→ **EXERCISE TASK**
Read the records and write them out again exactly.

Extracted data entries
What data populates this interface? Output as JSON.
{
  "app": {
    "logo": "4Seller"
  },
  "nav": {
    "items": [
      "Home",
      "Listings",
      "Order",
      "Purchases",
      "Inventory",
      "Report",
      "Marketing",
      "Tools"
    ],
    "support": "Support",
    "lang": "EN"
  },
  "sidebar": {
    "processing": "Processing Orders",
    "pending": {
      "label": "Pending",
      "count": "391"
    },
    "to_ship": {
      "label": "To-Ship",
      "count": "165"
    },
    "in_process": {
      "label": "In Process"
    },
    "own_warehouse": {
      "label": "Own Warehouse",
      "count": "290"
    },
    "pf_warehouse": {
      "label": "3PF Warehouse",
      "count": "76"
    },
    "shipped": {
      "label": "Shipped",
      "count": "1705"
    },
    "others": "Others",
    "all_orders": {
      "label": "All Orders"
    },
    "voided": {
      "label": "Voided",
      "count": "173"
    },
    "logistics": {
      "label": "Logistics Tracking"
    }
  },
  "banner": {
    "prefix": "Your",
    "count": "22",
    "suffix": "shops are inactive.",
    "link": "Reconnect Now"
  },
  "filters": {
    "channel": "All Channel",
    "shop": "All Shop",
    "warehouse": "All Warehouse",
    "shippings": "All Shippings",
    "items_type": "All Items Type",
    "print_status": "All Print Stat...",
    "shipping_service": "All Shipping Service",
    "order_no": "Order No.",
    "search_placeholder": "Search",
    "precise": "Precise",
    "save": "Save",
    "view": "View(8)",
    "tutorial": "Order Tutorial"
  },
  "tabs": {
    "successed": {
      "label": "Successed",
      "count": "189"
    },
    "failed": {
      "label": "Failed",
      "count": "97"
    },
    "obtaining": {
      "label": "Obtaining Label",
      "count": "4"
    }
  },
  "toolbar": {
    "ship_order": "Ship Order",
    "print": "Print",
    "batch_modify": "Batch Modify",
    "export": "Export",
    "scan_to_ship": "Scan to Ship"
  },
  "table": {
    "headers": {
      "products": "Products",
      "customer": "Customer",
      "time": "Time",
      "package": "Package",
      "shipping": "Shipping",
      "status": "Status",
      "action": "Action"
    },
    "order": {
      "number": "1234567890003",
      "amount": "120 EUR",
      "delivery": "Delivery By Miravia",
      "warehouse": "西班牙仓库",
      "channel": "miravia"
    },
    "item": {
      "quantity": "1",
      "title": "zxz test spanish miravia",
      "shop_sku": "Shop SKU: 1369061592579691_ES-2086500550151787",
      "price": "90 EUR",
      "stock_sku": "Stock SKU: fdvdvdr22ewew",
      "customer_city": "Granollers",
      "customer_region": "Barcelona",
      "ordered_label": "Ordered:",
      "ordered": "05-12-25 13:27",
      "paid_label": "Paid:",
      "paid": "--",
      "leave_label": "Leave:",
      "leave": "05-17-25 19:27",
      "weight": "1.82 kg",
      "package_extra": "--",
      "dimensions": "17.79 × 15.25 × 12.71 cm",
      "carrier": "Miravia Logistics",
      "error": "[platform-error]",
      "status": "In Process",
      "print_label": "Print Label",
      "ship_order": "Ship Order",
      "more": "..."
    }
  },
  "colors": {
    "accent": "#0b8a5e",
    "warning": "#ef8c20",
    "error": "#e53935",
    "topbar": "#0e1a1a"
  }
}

→ **EXERCISE SOLUTION**
What data populates this interface? Output as JSON.
{
  "app": {
    "logo": "4Seller"
  },
  "nav": {
    "items": [
      "Home",
      "Listings",
      "Order",
      "Purchases",
      "Inventory",
      "Report",
      "Marketing",
      "Tools"
    ],
    "support": "Support",
    "lang": "EN"
  },
  "sidebar": {
    "processing": "Processing Orders",
    "pending": {
      "label": "Pending",
      "count": "391"
    },
    "to_ship": {
      "label": "To-Ship",
      "count": "165"
    },
    "in_process": {
      "label": "In Process"
    },
    "own_warehouse": {
      "label": "Own Warehouse",
      "count": "290"
    },
    "pf_warehouse": {
      "label": "3PF Warehouse",
      "count": "76"
    },
    "shipped": {
      "label": "Shipped",
      "count": "1705"
    },
    "others": "Others",
    "all_orders": {
      "label": "All Orders"
    },
    "voided": {
      "label": "Voided",
      "count": "173"
    },
    "logistics": {
      "label": "Logistics Tracking"
    }
  },
  "banner": {
    "prefix": "Your",
    "count": "22",
    "suffix": "shops are inactive.",
    "link": "Reconnect Now"
  },
  "filters": {
    "channel": "All Channel",
    "shop": "All Shop",
    "warehouse": "All Warehouse",
    "shippings": "All Shippings",
    "items_type": "All Items Type",
    "print_status": "All Print Stat...",
    "shipping_service": "All Shipping Service",
    "order_no": "Order No.",
    "search_placeholder": "Search",
    "precise": "Precise",
    "save": "Save",
    "view": "View(8)",
    "tutorial": "Order Tutorial"
  },
  "tabs": {
    "successed": {
      "label": "Successed",
      "count": "189"
    },
    "failed": {
      "label": "Failed",
      "count": "97"
    },
    "obtaining": {
      "label": "Obtaining Label",
      "count": "4"
    }
  },
  "toolbar": {
    "ship_order": "Ship Order",
    "print": "Print",
    "batch_modify": "Batch Modify",
    "export": "Export",
    "scan_to_ship": "Scan to Ship"
  },
  "table": {
    "headers": {
      "products": "Products",
      "customer": "Customer",
      "time": "Time",
      "package": "Package",
      "shipping": "Shipping",
      "status": "Status",
      "action": "Action"
    },
    "order": {
      "number": "1234567890003",
      "amount": "120 EUR",
      "delivery": "Delivery By Miravia",
      "warehouse": "西班牙仓库",
      "channel": "miravia"
    },
    "item": {
      "quantity": "1",
      "title": "zxz test spanish miravia",
      "shop_sku": "Shop SKU: 1369061592579691_ES-2086500550151787",
      "price": "90 EUR",
      "stock_sku": "Stock SKU: fdvdvdr22ewew",
      "customer_city": "Granollers",
      "customer_region": "Barcelona",
      "ordered_label": "Ordered:",
      "ordered": "05-12-25 13:27",
      "paid_label": "Paid:",
      "paid": "--",
      "leave_label": "Leave:",
      "leave": "05-17-25 19:27",
      "weight": "1.82 kg",
      "package_extra": "--",
      "dimensions": "17.79 × 15.25 × 12.71 cm",
      "carrier": "Miravia Logistics",
      "error": "[platform-error]",
      "status": "In Process",
      "print_label": "Print Label",
      "ship_order": "Ship Order",
      "more": "..."
    }
  },
  "colors": {
    "accent": "#0b8a5e",
    "warning": "#ef8c20",
    "error": "#e53935",
    "topbar": "#0e1a1a"
  }
}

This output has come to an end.